* [What you have to do] Check every line of the entries for "document", and copy the lines that hold it.
── Raw records
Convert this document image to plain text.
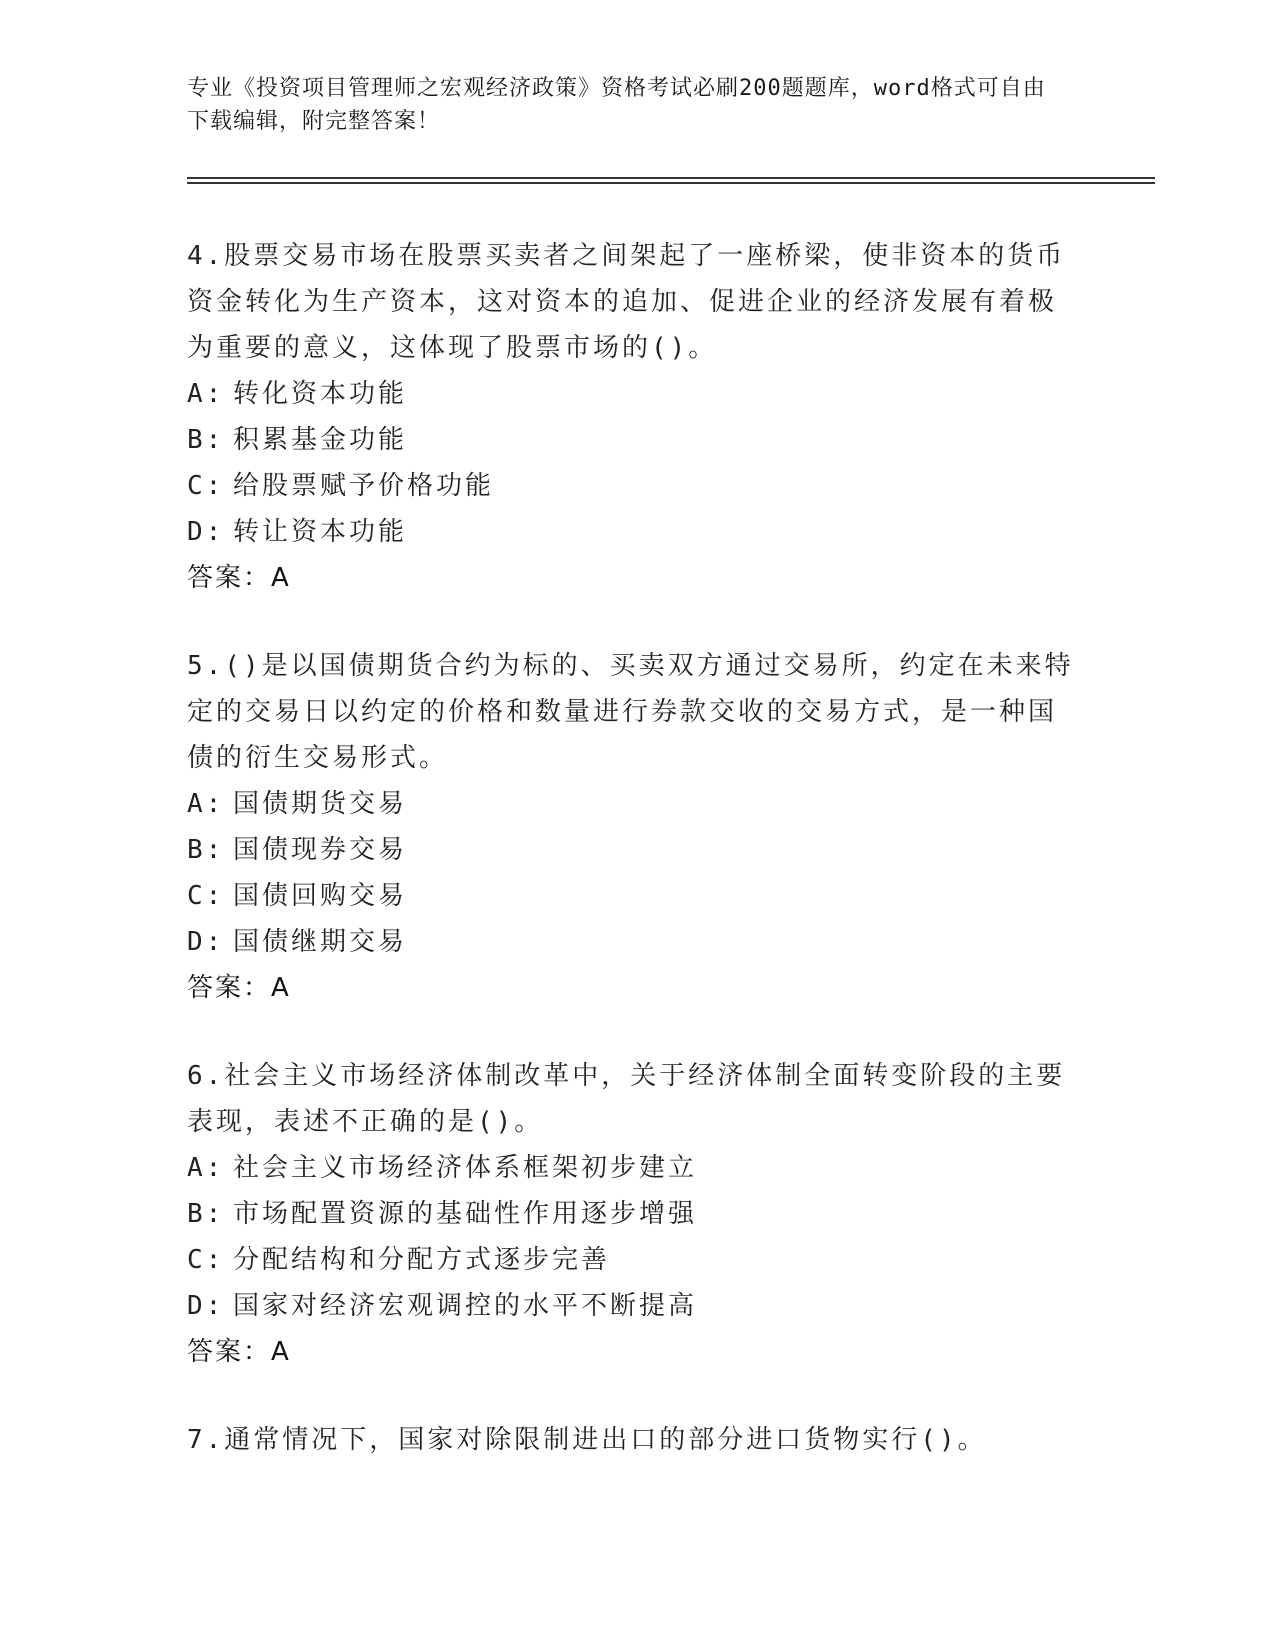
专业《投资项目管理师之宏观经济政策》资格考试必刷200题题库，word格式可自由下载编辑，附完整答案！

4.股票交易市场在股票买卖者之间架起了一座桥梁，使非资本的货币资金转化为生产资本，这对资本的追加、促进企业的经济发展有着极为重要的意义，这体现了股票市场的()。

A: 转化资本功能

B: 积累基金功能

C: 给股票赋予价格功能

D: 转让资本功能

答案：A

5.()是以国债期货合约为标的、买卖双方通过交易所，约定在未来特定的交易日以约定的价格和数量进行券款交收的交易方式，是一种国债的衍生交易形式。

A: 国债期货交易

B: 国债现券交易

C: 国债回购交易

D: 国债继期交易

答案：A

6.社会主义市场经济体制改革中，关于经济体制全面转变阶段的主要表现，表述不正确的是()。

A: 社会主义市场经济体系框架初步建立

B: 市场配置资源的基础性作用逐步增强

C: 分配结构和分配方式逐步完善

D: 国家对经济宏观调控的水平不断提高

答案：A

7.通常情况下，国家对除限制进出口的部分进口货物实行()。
────
── Raw records
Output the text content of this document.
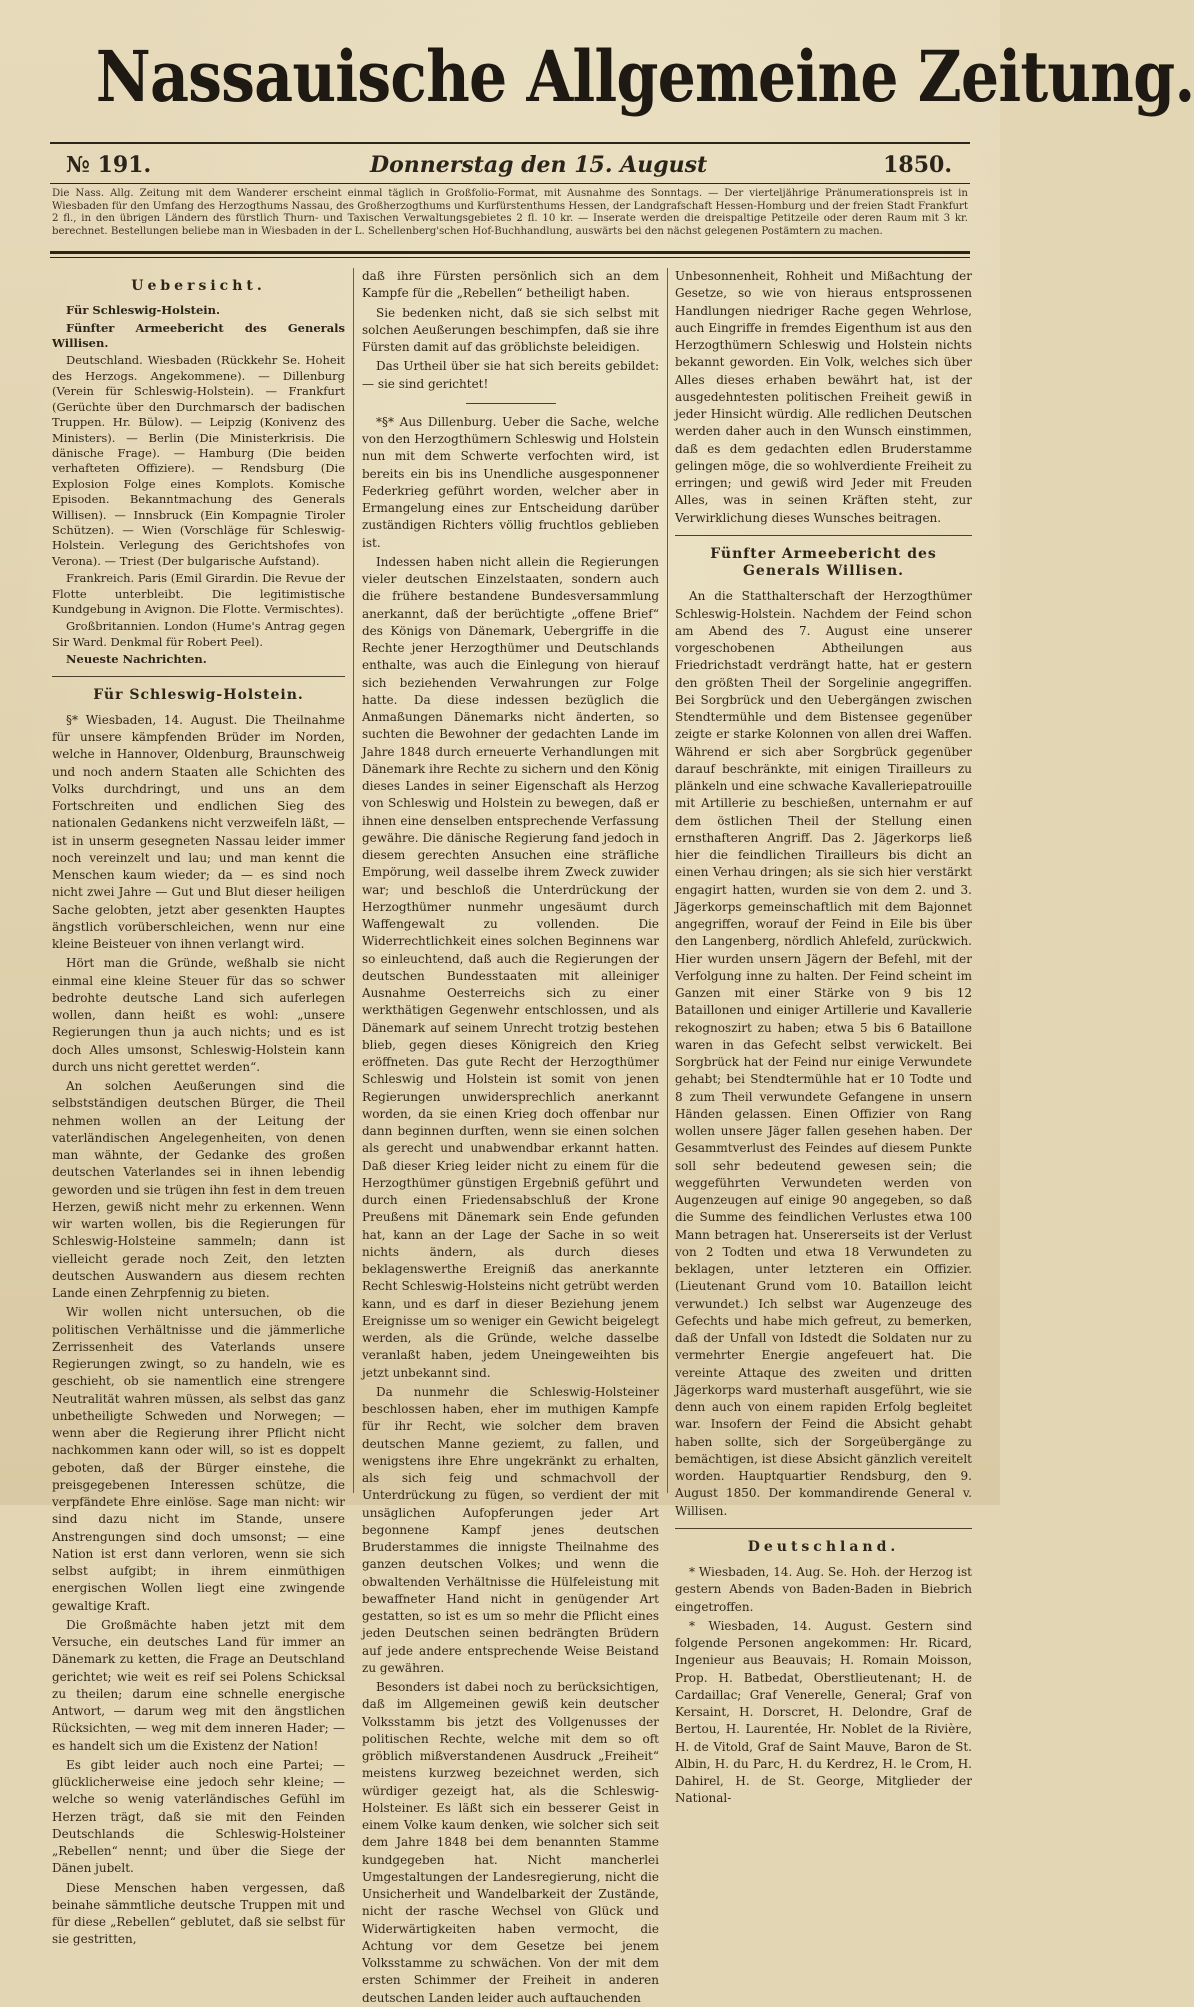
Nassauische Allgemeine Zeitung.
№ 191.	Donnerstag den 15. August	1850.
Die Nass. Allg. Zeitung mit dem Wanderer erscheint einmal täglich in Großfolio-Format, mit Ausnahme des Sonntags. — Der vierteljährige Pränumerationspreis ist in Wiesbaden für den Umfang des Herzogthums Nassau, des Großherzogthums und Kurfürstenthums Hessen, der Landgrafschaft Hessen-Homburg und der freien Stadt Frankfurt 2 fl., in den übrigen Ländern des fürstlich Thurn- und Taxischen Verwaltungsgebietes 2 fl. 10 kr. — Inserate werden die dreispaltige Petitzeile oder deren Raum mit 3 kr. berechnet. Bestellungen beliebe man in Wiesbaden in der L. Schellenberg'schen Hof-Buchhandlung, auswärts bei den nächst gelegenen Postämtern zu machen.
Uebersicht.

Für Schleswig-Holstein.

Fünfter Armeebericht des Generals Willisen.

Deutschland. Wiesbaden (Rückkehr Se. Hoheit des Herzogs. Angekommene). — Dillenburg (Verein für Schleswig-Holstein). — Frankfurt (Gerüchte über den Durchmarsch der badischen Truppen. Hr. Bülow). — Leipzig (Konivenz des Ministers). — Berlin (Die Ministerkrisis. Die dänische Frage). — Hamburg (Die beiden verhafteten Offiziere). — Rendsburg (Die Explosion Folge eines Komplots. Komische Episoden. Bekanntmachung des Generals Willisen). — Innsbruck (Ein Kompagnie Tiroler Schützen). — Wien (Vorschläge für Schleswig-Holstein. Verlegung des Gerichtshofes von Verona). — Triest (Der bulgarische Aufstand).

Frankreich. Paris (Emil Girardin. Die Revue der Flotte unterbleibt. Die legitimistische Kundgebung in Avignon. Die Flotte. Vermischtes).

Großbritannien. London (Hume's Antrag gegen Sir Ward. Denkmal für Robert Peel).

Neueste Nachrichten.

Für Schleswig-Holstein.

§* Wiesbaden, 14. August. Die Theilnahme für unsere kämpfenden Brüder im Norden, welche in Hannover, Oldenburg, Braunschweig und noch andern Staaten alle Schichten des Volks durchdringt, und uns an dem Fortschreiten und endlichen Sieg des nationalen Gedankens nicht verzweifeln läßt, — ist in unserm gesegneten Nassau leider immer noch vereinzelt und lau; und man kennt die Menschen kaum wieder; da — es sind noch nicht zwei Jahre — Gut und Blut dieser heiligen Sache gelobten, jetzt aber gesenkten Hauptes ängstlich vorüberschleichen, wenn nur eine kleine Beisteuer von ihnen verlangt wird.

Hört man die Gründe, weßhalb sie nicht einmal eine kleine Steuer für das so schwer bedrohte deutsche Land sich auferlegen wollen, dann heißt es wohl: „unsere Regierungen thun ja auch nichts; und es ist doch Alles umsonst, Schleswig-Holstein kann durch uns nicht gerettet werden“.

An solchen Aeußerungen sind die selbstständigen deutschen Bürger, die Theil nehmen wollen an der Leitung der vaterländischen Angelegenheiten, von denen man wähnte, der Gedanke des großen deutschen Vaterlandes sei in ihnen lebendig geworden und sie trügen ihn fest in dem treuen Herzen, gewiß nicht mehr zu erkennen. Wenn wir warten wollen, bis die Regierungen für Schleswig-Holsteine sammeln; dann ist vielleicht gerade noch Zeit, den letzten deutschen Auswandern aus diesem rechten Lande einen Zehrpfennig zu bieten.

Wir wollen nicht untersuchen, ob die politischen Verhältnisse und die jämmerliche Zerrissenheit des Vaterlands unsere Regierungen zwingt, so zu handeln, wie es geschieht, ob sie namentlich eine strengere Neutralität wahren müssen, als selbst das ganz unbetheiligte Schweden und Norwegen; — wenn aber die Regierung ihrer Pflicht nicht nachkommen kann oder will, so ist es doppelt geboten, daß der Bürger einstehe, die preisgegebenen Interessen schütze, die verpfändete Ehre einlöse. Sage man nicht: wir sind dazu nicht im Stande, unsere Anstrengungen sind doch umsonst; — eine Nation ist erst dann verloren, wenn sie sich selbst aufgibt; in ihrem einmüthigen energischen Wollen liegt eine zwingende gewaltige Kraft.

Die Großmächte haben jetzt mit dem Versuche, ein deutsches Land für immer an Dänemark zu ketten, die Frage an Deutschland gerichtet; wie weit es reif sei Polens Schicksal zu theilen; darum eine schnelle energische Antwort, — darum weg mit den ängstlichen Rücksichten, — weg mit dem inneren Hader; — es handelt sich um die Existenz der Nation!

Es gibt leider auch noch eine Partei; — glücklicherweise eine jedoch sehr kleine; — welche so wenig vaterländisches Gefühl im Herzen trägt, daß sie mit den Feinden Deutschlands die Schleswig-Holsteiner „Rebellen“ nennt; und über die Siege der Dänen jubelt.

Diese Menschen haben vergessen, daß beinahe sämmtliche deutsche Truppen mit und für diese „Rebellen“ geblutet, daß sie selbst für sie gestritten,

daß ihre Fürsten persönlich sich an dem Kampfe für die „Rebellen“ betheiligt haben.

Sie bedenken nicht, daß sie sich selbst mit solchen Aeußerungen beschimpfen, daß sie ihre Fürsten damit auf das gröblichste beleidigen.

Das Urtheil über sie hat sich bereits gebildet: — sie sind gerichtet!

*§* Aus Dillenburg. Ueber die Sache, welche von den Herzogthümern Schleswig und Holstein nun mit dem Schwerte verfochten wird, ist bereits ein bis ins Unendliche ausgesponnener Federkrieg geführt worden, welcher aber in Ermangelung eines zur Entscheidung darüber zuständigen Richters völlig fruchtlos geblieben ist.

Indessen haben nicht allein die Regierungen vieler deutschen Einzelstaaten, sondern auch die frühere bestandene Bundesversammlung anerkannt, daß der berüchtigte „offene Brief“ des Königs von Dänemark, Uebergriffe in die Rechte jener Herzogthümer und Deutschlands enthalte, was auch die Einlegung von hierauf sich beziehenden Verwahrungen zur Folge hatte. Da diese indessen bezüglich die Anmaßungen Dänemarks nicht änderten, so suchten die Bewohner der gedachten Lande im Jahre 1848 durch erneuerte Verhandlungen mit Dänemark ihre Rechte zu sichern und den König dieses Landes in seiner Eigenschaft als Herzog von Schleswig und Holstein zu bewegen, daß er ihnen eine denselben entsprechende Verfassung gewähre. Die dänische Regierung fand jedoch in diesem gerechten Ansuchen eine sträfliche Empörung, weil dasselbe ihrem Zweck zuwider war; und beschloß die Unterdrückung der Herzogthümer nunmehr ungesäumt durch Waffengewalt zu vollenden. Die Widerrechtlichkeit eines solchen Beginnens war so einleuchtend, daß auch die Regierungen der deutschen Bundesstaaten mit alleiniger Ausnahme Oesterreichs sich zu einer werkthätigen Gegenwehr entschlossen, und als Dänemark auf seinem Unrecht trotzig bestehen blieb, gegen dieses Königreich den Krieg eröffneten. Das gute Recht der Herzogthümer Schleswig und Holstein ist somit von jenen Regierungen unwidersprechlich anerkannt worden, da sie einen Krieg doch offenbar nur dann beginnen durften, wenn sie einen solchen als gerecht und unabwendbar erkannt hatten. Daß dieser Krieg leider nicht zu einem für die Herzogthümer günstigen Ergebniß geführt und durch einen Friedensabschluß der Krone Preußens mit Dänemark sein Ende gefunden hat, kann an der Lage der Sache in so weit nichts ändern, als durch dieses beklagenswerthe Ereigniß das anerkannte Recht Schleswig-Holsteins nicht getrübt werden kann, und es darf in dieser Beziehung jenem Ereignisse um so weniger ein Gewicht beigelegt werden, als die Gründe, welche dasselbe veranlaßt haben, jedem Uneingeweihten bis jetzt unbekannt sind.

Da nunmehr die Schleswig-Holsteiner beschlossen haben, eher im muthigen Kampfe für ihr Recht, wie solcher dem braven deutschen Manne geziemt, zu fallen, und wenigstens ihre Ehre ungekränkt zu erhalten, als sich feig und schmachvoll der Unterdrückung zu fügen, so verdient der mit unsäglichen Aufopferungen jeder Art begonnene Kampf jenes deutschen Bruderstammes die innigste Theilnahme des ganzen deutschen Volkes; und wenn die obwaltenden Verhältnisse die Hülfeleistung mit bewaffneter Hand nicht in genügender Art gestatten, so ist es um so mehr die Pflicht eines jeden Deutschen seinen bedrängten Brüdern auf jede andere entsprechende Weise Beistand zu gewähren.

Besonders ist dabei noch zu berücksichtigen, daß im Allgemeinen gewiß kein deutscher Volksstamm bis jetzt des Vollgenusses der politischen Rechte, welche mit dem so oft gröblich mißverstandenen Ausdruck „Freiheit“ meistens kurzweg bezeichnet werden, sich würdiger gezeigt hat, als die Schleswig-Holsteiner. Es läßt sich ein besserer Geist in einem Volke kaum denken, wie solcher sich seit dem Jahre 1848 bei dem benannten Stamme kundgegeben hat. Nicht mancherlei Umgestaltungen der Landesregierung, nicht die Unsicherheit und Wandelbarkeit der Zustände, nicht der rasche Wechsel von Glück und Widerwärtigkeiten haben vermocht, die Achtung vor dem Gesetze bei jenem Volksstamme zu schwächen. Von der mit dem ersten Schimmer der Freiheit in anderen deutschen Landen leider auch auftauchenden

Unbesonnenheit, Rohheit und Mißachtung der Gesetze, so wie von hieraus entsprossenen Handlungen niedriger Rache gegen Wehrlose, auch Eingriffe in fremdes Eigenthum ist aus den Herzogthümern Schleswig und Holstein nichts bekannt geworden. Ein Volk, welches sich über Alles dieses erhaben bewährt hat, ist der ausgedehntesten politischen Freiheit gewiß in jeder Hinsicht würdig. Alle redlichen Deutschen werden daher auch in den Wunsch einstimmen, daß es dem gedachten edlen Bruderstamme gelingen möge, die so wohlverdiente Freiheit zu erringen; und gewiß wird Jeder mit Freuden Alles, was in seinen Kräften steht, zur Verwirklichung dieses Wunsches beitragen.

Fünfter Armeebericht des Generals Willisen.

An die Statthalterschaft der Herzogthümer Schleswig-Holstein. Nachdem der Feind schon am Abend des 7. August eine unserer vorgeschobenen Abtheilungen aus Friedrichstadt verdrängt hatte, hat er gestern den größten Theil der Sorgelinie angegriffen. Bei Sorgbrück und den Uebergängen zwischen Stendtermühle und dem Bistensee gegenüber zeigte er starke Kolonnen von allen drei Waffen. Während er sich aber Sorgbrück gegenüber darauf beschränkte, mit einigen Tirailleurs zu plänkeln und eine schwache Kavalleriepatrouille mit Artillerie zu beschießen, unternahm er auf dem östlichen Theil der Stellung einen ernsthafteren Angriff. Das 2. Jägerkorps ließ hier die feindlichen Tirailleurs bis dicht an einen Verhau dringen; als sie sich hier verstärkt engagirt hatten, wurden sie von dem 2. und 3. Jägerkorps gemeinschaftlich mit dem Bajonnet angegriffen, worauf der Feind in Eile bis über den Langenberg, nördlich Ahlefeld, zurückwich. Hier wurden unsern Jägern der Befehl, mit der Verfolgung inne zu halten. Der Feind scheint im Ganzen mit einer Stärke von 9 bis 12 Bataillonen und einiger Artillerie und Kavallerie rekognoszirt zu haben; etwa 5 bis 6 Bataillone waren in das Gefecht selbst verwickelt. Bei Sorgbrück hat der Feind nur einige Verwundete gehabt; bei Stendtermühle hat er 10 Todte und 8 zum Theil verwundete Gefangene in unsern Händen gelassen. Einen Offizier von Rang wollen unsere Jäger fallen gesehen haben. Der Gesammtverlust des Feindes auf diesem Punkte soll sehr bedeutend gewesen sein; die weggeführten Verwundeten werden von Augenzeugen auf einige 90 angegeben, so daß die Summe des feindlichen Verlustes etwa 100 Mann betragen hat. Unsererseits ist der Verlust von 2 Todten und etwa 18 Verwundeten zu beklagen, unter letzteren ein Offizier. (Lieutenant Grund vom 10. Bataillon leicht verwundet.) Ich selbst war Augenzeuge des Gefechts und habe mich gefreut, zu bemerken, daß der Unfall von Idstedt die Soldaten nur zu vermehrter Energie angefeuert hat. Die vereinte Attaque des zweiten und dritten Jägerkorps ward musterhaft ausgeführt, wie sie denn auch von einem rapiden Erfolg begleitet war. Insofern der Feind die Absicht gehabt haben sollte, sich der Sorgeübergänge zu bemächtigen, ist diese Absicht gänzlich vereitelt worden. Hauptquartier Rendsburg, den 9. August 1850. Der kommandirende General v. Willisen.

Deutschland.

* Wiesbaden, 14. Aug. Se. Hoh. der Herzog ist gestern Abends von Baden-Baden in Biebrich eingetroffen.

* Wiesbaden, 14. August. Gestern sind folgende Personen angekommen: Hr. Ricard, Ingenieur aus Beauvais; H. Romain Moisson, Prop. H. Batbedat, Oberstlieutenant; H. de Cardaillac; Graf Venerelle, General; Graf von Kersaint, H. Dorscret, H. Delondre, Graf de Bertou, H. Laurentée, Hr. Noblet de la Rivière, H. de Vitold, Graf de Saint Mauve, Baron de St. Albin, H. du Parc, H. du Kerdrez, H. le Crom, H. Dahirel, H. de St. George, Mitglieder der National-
────
* [Result of this exercise]
Convert this document image to plain text.
Output the text content of this document.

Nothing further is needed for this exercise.